◆ Dataset excerpts
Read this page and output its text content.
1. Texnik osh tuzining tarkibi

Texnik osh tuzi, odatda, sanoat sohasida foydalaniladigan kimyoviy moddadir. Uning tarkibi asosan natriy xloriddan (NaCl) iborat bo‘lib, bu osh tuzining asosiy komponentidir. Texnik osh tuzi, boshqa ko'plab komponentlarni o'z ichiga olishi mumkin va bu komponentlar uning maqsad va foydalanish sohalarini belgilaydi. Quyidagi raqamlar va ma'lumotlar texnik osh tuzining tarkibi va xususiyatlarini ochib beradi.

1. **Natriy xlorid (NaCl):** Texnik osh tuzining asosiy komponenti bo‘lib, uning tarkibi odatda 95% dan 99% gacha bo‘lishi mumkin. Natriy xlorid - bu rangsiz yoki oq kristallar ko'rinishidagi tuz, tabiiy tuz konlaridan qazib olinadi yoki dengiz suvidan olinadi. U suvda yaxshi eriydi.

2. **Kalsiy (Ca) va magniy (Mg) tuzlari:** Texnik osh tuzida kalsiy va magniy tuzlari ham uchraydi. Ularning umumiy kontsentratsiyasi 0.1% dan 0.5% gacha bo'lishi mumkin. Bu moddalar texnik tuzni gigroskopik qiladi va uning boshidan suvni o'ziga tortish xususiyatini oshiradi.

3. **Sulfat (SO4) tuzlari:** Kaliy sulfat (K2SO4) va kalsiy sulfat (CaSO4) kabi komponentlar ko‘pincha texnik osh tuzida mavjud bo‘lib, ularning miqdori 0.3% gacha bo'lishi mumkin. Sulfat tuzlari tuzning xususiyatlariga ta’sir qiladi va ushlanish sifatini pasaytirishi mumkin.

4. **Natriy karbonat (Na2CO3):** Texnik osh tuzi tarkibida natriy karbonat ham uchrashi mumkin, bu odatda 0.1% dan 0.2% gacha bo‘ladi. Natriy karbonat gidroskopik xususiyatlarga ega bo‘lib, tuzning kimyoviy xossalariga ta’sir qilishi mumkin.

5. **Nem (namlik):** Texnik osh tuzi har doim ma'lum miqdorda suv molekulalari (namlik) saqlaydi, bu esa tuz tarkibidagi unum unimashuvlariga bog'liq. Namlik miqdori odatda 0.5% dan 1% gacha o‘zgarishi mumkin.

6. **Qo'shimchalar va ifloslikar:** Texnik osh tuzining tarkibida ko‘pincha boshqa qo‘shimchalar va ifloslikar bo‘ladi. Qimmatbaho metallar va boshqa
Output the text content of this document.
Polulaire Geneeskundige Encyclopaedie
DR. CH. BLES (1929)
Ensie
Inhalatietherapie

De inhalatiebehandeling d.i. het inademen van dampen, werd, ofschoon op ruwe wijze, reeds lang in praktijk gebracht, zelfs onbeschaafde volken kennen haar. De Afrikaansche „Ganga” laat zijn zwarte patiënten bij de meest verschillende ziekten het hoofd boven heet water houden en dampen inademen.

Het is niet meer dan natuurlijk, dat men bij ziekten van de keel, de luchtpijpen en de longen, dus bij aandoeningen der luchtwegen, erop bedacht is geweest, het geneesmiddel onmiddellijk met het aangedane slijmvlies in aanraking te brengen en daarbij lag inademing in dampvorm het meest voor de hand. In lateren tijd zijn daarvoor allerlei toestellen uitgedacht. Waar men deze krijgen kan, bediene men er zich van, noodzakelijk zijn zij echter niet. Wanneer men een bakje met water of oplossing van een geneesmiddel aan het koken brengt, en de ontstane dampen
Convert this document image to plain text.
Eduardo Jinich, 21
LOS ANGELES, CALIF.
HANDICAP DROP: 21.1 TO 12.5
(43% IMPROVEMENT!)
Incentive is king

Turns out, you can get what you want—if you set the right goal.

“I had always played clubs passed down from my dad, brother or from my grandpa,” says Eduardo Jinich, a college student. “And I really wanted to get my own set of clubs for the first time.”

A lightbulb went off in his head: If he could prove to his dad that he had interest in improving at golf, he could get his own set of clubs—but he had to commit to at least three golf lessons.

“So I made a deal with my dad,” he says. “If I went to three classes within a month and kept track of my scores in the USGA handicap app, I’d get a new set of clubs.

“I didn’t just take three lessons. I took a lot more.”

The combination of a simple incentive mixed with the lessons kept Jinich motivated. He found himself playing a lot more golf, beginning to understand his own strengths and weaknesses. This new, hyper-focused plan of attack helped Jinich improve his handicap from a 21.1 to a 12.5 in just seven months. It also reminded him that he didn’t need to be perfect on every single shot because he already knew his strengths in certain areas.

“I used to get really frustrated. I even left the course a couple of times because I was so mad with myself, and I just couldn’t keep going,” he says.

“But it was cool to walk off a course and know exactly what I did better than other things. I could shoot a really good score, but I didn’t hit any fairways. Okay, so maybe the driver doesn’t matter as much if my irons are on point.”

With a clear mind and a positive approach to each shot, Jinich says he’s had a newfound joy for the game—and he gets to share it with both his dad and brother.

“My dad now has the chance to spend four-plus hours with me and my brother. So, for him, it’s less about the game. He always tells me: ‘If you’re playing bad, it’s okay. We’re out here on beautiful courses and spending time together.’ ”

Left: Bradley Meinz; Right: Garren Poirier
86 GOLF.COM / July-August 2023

◆ The request
From the records above, pull out every line containing the word "that".

◆ Solution
A lightbulb went off in his head: If he could prove to his dad that he had interest in improving at golf, he could get his own set of clubs—but he had to commit to at least three golf lessons.
The combination of a simple incentive mixed with the lessons kept Jinich motivated. He found himself playing a lot more golf, beginning to understand his own strengths and weaknesses. This new, hyper-focused plan of attack helped Jinich improve his handicap from a 21.1 to a 12.5 in just seven months. It also reminded him that he didn’t need to be perfect on every single shot because he already knew his strengths in certain areas.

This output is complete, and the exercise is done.